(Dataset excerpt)
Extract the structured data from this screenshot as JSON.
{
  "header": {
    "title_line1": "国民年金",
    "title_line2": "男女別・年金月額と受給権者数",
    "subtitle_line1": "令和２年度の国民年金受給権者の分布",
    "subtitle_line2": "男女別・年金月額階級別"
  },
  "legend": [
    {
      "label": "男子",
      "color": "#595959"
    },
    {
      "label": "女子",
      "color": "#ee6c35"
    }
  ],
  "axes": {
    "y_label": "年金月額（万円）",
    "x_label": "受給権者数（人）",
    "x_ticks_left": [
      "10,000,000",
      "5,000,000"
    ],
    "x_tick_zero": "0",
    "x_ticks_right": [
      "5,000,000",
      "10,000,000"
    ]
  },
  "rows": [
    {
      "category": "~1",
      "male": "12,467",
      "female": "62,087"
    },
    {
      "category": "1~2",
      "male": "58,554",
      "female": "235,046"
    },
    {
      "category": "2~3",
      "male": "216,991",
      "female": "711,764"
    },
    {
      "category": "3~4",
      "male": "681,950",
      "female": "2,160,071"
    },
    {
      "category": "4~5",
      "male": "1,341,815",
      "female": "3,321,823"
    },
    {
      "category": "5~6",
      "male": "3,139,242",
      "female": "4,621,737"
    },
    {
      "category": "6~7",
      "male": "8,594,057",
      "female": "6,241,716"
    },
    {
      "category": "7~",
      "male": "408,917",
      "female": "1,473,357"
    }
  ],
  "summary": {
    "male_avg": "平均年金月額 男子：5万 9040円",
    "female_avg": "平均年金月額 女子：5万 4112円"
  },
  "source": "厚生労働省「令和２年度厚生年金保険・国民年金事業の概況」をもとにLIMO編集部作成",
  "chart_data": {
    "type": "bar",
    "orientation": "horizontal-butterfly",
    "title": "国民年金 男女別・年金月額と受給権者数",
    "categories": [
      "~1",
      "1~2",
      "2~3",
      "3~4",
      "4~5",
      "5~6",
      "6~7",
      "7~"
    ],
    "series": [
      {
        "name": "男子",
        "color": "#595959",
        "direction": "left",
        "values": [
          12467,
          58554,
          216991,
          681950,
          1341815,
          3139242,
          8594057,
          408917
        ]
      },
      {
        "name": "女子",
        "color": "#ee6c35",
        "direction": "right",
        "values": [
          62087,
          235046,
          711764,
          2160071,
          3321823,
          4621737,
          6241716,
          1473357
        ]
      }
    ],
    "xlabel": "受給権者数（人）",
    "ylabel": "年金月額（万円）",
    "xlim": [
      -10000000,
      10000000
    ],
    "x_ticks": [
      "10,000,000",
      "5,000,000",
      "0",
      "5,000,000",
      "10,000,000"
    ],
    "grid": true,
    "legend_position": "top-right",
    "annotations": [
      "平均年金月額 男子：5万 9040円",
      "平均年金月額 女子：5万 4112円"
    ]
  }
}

-- To be done --
Extract all lines as given.

-- Written solution --
Extract the structured data from this screenshot as JSON.
{
  "header": {
    "title_line1": "国民年金",
    "title_line2": "男女別・年金月額と受給権者数",
    "subtitle_line1": "令和２年度の国民年金受給権者の分布",
    "subtitle_line2": "男女別・年金月額階級別"
  },
  "legend": [
    {
      "label": "男子",
      "color": "#595959"
    },
    {
      "label": "女子",
      "color": "#ee6c35"
    }
  ],
  "axes": {
    "y_label": "年金月額（万円）",
    "x_label": "受給権者数（人）",
    "x_ticks_left": [
      "10,000,000",
      "5,000,000"
    ],
    "x_tick_zero": "0",
    "x_ticks_right": [
      "5,000,000",
      "10,000,000"
    ]
  },
  "rows": [
    {
      "category": "~1",
      "male": "12,467",
      "female": "62,087"
    },
    {
      "category": "1~2",
      "male": "58,554",
      "female": "235,046"
    },
    {
      "category": "2~3",
      "male": "216,991",
      "female": "711,764"
    },
    {
      "category": "3~4",
      "male": "681,950",
      "female": "2,160,071"
    },
    {
      "category": "4~5",
      "male": "1,341,815",
      "female": "3,321,823"
    },
    {
      "category": "5~6",
      "male": "3,139,242",
      "female": "4,621,737"
    },
    {
      "category": "6~7",
      "male": "8,594,057",
      "female": "6,241,716"
    },
    {
      "category": "7~",
      "male": "408,917",
      "female": "1,473,357"
    }
  ],
  "summary": {
    "male_avg": "平均年金月額 男子：5万 9040円",
    "female_avg": "平均年金月額 女子：5万 4112円"
  },
  "source": "厚生労働省「令和２年度厚生年金保険・国民年金事業の概況」をもとにLIMO編集部作成",
  "chart_data": {
    "type": "bar",
    "orientation": "horizontal-butterfly",
    "title": "国民年金 男女別・年金月額と受給権者数",
    "categories": [
      "~1",
      "1~2",
      "2~3",
      "3~4",
      "4~5",
      "5~6",
      "6~7",
      "7~"
    ],
    "series": [
      {
        "name": "男子",
        "color": "#595959",
        "direction": "left",
        "values": [
          12467,
          58554,
          216991,
          681950,
          1341815,
          3139242,
          8594057,
          408917
        ]
      },
      {
        "name": "女子",
        "color": "#ee6c35",
        "direction": "right",
        "values": [
          62087,
          235046,
          711764,
          2160071,
          3321823,
          4621737,
          6241716,
          1473357
        ]
      }
    ],
    "xlabel": "受給権者数（人）",
    "ylabel": "年金月額（万円）",
    "xlim": [
      -10000000,
      10000000
    ],
    "x_ticks": [
      "10,000,000",
      "5,000,000",
      "0",
      "5,000,000",
      "10,000,000"
    ],
    "grid": true,
    "legend_position": "top-right",
    "annotations": [
      "平均年金月額 男子：5万 9040円",
      "平均年金月額 女子：5万 4112円"
    ]
  }
}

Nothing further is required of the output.